- [Passage shown]:
-- -- --

- Men's Champion: LSU (2nd title) Women's Champion: LSU (3rd title)
- Edition: 68th (Men) 8th (Women)
- Dates: May 31 − June 3, 1989
- Host city: Provo, Utah
- Venue: Clarence F. Robison Track and Field Complex Brigham Young University

= 1989 NCAA Division I Outdoor Track and Field Championships =

The 1989 NCAA Division I Outdoor Track and Field Championships were contested May 31 − June 3 at the Clarence F. Robison Track and Field Complex at Brigham Young University in Provo, Utah in order to determine the individual and team national champions of men's and women's collegiate Division I outdoor track and field events in the United States.

These were the 68th annual men's championships and the eighth annual women's championships. This was the Cougars' fourth time hosting the event and the first since 1982.

LSU topped both the men's and women's standings, the first time this occurred in the eight years since the NCAA expanded the championship to include women's events in 1982; it was the LSU men's team's second team title (and first since 1934−a span of fifty-five years) and the third consecutive, as well as third overall, for the Lady Tigers. This would go on to be the third of LSU's eleven consecutive women's national championships in track and field between 1987 and 1997.

-- -- --

- [Entries shown]:
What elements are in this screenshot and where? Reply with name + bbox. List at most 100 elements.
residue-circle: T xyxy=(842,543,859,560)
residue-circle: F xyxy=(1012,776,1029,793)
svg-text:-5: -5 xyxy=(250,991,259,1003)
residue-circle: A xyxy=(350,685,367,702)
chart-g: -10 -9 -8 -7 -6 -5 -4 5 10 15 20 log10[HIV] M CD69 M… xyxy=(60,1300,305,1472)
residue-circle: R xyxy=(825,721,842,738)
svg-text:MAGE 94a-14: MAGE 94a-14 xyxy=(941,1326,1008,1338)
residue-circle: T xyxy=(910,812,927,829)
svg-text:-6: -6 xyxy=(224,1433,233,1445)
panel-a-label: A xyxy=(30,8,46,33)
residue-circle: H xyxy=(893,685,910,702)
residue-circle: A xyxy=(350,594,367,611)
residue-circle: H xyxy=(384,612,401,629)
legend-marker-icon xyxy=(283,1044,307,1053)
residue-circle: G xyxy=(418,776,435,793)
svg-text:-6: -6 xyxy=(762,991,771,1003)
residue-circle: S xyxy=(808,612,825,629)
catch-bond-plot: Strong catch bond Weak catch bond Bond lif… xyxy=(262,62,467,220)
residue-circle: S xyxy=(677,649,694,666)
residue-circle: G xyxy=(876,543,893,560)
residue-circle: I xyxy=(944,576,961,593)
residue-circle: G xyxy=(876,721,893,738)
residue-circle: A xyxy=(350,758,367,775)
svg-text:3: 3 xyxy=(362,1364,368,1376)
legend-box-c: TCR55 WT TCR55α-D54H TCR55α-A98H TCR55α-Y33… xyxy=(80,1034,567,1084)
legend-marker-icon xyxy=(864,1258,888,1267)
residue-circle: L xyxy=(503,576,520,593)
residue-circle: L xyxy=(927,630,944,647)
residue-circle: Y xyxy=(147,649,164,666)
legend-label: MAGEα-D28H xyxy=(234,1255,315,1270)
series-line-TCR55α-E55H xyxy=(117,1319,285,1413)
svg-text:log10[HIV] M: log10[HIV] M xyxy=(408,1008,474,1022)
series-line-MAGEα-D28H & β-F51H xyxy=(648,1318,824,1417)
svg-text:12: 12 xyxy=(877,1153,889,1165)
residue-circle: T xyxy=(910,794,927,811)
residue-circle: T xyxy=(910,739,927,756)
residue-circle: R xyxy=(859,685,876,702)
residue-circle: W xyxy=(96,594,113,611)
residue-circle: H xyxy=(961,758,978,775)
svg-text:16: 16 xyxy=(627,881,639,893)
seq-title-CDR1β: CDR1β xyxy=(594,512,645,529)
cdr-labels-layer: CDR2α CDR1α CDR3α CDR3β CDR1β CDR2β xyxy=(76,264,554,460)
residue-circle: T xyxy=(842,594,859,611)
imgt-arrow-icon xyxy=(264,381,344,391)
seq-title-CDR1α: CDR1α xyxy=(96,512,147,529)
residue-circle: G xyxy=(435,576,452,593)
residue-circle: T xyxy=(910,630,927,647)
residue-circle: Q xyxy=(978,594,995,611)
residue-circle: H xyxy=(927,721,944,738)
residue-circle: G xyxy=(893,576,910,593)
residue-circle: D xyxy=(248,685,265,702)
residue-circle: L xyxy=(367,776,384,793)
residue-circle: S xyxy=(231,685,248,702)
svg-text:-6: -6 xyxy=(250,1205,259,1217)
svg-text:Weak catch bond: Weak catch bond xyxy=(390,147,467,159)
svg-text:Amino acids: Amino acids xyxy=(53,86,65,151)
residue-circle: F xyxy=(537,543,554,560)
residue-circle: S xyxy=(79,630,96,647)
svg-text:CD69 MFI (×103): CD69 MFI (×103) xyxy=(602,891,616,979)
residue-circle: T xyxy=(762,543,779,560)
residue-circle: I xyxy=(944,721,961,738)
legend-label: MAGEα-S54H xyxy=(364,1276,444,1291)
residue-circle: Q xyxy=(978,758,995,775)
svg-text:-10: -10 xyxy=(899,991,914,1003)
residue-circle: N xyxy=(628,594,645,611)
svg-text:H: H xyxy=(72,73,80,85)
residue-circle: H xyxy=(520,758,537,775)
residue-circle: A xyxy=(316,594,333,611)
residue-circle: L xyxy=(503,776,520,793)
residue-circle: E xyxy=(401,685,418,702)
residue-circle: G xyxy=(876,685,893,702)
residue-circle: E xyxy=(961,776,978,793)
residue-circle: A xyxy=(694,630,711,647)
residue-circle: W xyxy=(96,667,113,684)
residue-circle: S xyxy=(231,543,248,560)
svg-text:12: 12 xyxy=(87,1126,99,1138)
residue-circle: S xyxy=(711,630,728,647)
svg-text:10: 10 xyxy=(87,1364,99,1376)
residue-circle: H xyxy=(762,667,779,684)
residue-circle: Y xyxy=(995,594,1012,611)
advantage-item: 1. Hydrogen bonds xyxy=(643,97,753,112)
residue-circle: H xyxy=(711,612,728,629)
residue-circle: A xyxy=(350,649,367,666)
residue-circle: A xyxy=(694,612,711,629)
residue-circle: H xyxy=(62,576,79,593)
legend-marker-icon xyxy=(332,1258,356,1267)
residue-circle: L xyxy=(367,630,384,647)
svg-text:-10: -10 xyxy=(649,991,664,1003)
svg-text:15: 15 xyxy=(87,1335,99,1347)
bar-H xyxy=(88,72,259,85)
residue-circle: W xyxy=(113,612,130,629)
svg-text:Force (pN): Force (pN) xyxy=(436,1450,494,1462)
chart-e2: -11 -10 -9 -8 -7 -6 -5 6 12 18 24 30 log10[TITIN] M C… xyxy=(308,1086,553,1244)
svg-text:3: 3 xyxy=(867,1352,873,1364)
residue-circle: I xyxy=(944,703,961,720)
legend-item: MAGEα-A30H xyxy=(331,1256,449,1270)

-- -- --

Answer from the text on the 1989 track championships:
(a) In what city were the championships held?
(b) Which annual edition were the women's championships?
(c) Before 1989, in what year had the LSU men's team last won the team title?

- [Task solution]:
(a) Provo, Utah
(b) The eighth
(c) 1934